• **Text shown**:
We’re into the realm of functional programming now, passing functions as arguments to other functions, and it can be a little mind-bending. I know it took me a little while to get used to! Have a couple of read-throughs of this code, and the code back in the FT, to let it sink in; and if you’re still confused, don’t worry about it too much, and let your confidence grow from working with it. We’ll use it a few more times in this book and make it even more functionally fun, you’ll see.

Finishing Off the FT

We’ll finish off the FT like this:

functional_tests/test_list_item_validation.py (ch11l012)

    # The home page refreshes, and there is an error message saying
    # that list items cannot be blank
    self.wait_for(lambda: self.assertEqual(
        self.browser.find_element_by_css_selector('.has-error').text,
        "You can't have an empty list item"
    ))

    # She tries again with some text for the item, which now works
    self.browser.find_element_by_id('id_new_item').send_keys('Buy milk')
    self.browser.find_element_by_id('id_new_item').send_keys(Keys.ENTER)
    self.wait_for_row_in_list_table('1: Buy milk')

    # Perversely, she now decides to submit a second blank list item
    self.browser.find_element_by_id('id_new_item').send_keys(Keys.ENTER)

    # She receives a similar warning on the list page
    self.wait_for(lambda: self.assertEqual(
        self.browser.find_element_by_css_selector('.has-error').text,
        "You can't have an empty list item"
    ))

    # And she can correct it by filling some text in
    self.browser.find_element_by_id('id_new_item').send_keys('Make tea')
    self.browser.find_element_by_id('id_new_item').send_keys(Keys.ENTER)
    self.wait_for_row_in_list_table('1: Buy milk')
    self.wait_for_row_in_list_table('2: Make tea')

I’ll let you do your own “first-cut FT” commit.

Refactoring Unit Tests into Several Files

When we (finally!) start coding our solution, we’re going to want to add another test for our models.py. Before we do so, it’s time to tidy up our unit tests in a similar way to the functional tests.

Stored data entries:
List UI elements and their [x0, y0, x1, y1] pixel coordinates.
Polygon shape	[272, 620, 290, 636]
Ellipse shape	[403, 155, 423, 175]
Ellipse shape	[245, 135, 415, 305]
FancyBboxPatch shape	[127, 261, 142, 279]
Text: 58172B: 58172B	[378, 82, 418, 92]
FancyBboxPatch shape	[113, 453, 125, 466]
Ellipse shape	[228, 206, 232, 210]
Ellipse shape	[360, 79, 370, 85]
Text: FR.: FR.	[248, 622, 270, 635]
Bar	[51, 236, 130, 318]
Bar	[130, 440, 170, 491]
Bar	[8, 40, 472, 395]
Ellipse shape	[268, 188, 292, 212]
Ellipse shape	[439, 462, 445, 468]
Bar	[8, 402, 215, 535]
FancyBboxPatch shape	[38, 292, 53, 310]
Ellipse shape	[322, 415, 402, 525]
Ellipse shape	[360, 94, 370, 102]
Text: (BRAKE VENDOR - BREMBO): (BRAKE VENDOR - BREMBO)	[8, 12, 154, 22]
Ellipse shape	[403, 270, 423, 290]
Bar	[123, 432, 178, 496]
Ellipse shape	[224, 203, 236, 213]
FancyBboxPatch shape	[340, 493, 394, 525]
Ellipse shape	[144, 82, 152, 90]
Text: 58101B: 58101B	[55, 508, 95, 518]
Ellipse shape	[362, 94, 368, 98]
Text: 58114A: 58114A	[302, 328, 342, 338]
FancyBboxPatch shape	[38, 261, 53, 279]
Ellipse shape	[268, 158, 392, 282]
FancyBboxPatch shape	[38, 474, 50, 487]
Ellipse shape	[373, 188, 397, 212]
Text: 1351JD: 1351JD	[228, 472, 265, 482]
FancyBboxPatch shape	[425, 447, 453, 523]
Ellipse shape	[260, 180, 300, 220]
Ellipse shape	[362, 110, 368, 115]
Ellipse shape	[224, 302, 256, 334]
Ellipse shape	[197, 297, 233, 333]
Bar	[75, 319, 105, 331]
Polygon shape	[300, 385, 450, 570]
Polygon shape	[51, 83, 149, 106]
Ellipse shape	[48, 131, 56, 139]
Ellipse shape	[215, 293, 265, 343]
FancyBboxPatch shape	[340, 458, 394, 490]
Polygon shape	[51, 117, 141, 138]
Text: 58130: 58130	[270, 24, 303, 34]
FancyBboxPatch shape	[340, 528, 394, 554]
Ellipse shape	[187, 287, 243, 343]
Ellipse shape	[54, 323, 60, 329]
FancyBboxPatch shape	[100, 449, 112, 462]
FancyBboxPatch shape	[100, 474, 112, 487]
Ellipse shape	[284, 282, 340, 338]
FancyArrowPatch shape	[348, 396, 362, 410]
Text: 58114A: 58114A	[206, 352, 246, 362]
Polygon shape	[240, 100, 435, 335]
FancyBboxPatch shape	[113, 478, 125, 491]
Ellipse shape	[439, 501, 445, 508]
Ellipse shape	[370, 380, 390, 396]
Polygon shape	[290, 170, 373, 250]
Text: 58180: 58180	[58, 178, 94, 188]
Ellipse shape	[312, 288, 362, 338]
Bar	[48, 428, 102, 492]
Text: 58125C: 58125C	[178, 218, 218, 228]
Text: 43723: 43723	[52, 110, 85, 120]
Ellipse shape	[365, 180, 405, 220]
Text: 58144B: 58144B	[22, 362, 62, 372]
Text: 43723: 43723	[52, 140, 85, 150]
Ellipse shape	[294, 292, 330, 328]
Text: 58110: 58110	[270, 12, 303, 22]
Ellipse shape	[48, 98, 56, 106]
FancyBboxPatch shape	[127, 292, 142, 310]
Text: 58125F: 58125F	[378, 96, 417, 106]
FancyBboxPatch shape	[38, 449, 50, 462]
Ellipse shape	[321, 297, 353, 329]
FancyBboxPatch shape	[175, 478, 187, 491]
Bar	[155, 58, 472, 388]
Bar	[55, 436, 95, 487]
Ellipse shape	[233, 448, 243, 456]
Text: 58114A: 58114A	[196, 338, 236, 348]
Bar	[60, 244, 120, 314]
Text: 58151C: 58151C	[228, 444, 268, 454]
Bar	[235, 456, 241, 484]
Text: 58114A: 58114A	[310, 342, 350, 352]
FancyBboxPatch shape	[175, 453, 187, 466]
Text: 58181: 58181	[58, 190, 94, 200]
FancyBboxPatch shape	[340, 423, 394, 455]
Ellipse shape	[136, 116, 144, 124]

• **Work order A**:
In the testing excerpt, what error message does the test expect after a blank list item is submitted?
• **Work order B**:
List, in order, each comment in the code of the testing excerpt.

• **Task solution A**:
"You can't have an empty list item"

• **Task solution B**:
1. The home page refreshes, and there is an error message saying that list items cannot be blank
2. She tries again with some text for the item, which now works
3. Perversely, she now decides to submit a second blank list item
4. She receives a similar warning on the list page
5. And she can correct it by filling some text in